(Exercise): Please copy each line in the records below that contains the string "outside".
### Provided records
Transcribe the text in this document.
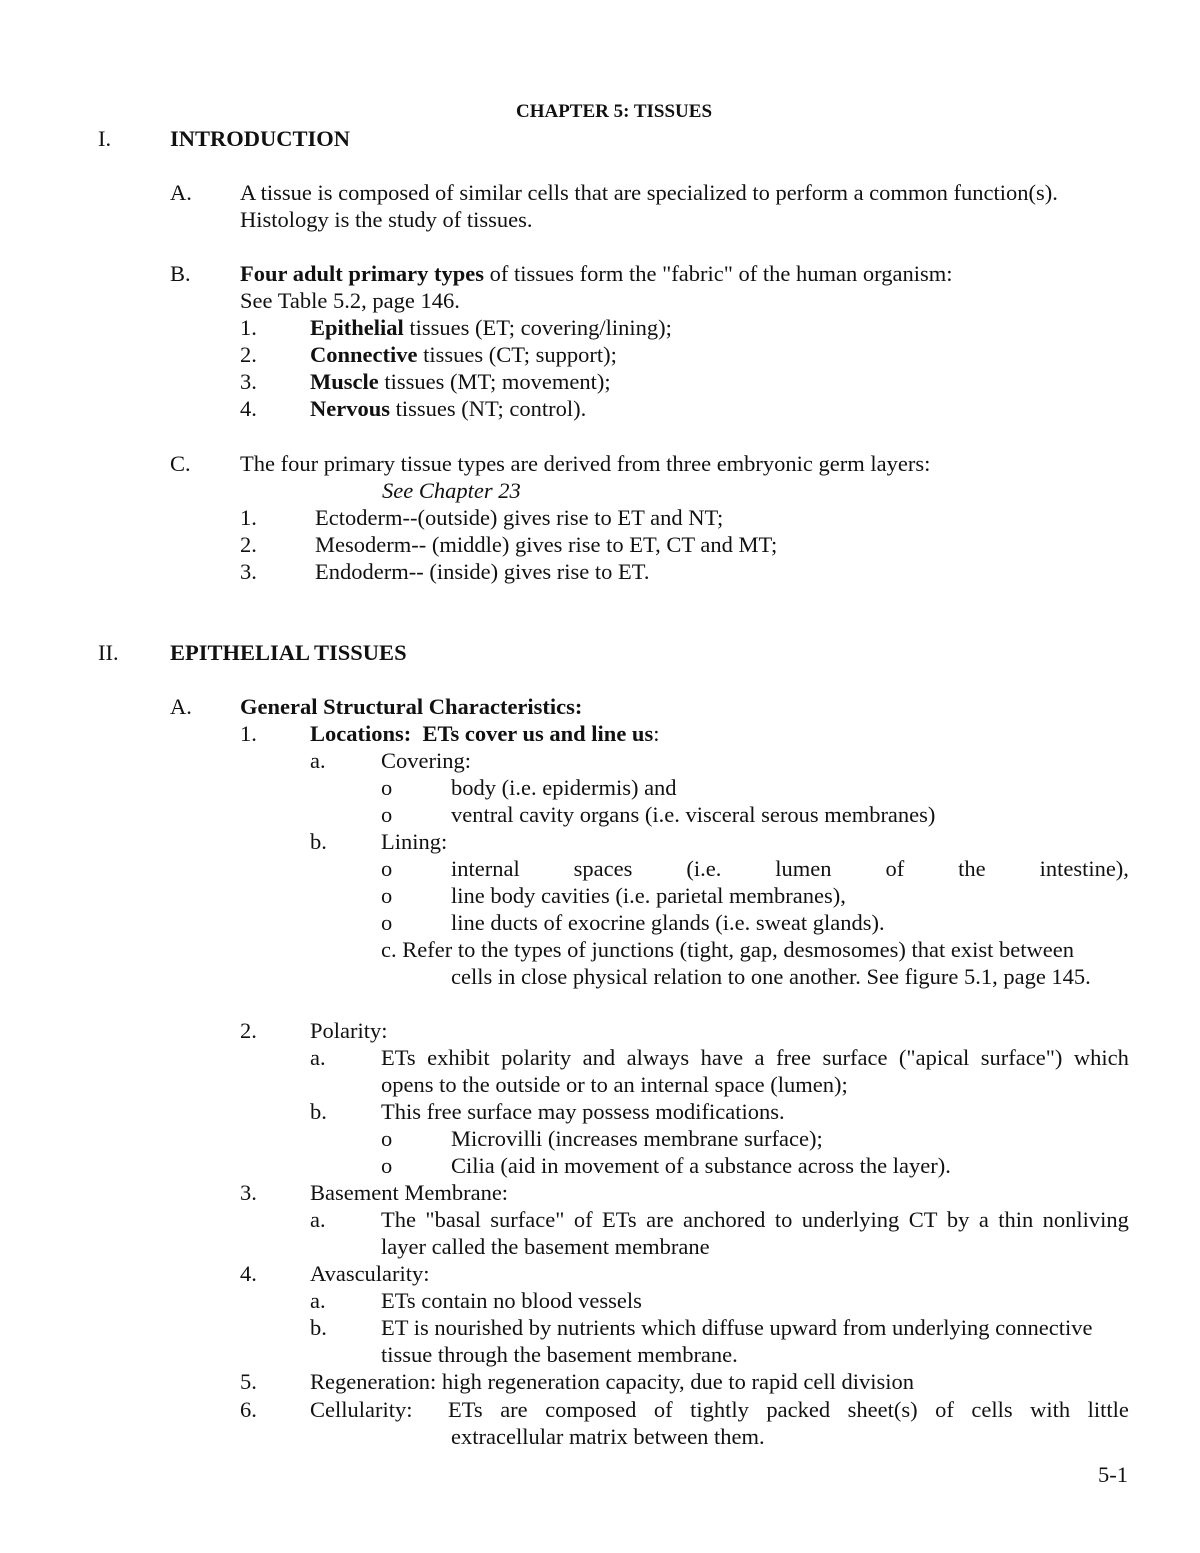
CHAPTER 5: TISSUES
I.	INTRODUCTION
A. A tissue is composed of similar cells that are specialized to perform a common function(s).
Histology is the study of tissues.
B. Four adult primary types of tissues form the "fabric" of the human organism:
See Table 5.2, page 146.
1. Epithelial tissues (ET; covering/lining);
2. Connective tissues (CT; support);
3. Muscle tissues (MT; movement);
4. Nervous tissues (NT; control).
C. The four primary tissue types are derived from three embryonic germ layers:
See Chapter 23
1.	Ectoderm--(outside) gives rise to ET and NT;
2.	Mesoderm-- (middle) gives rise to ET, CT and MT;
3.	Endoderm-- (inside) gives rise to ET.
II. EPITHELIAL TISSUES
A. General Structural Characteristics:
1. Locations:  ETs cover us and line us:
a. Covering:
o	body (i.e. epidermis) and
o	ventral cavity organs (i.e. visceral serous membranes)
b. Lining:
o	internal spaces (i.e. lumen of the intestine),
o	line body cavities (i.e. parietal membranes),
o	line ducts of exocrine glands (i.e. sweat glands).
c. Refer to the types of junctions (tight, gap, desmosomes) that exist between
cells in close physical relation to one another. See figure 5.1, page 145.
2. Polarity:
a. ETs exhibit polarity and always have a free surface ("apical surface") which
opens to the outside or to an internal space (lumen);
b. This free surface may possess modifications.
o	Microvilli (increases membrane surface);
o	Cilia (aid in movement of a substance across the layer).
3. Basement Membrane:
a. The "basal surface" of ETs are anchored to underlying CT by a thin nonliving
layer called the basement membrane
4. Avascularity:
a. ETs contain no blood vessels
b. ET is nourished by nutrients which diffuse upward from underlying connective
tissue through the basement membrane.
5. Regeneration: high regeneration capacity, due to rapid cell division
6. Cellularity: ETs are composed of tightly packed sheet(s) of cells with little
extracellular matrix between them.
5-1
######
(Task response):
1.	Ectoderm--(outside) gives rise to ET and NT;
opens to the outside or to an internal space (lumen);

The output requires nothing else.